In the data below, swap every "hatched" for "shaded" and reproduce the text lines with no other changes. Leave out the pictures.

— BEGIN —

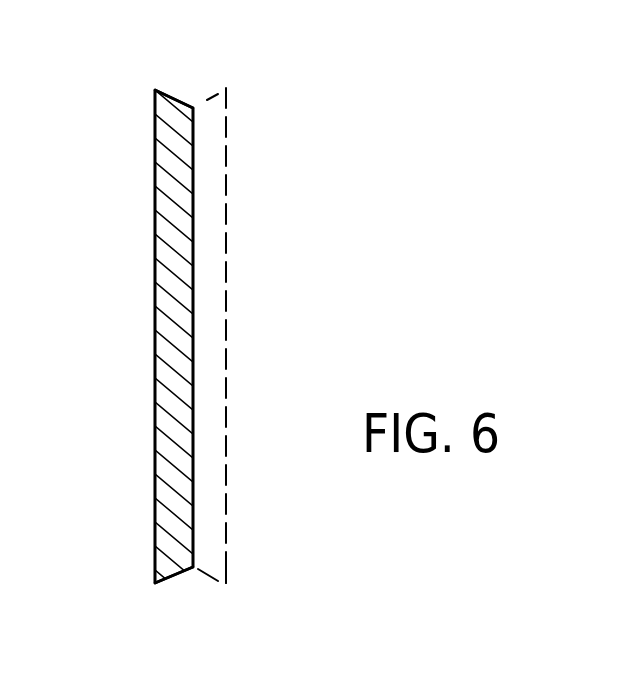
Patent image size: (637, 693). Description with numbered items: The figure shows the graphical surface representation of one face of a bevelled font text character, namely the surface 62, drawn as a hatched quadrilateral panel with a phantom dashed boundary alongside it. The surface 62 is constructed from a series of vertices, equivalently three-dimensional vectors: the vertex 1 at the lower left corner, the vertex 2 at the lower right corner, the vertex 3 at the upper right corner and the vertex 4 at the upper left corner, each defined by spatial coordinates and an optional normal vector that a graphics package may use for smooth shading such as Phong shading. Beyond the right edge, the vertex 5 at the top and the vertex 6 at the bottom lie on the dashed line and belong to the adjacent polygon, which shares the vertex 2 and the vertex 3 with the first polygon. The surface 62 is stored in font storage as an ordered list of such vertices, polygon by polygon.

The surface 62 is at (156, 275).
The vertex 4 is at (156, 90).
The vertex 3 is at (193, 108).
The vertex 5 is at (226, 86).
The vertex 1 is at (155, 583).
The vertex 2 is at (193, 567).
The vertex 6 is at (226, 583).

— END —

▸ **Task answer**
Patent image size: (637, 693). Description with numbered items: The figure shows the graphical surface representation of one face of a bevelled font text character, namely the surface 62, drawn as a shaded quadrilateral panel with a phantom dashed boundary alongside it. The surface 62 is constructed from a series of vertices, equivalently three-dimensional vectors: the vertex 1 at the lower left corner, the vertex 2 at the lower right corner, the vertex 3 at the upper right corner and the vertex 4 at the upper left corner, each defined by spatial coordinates and an optional normal vector that a graphics package may use for smooth shading such as Phong shading. Beyond the right edge, the vertex 5 at the top and the vertex 6 at the bottom lie on the dashed line and belong to the adjacent polygon, which shares the vertex 2 and the vertex 3 with the first polygon. The surface 62 is stored in font storage as an ordered list of such vertices, polygon by polygon.

The surface 62 is at (156, 275).
The vertex 4 is at (156, 90).
The vertex 3 is at (193, 108).
The vertex 5 is at (226, 86).
The vertex 1 is at (155, 583).
The vertex 2 is at (193, 567).
The vertex 6 is at (226, 583).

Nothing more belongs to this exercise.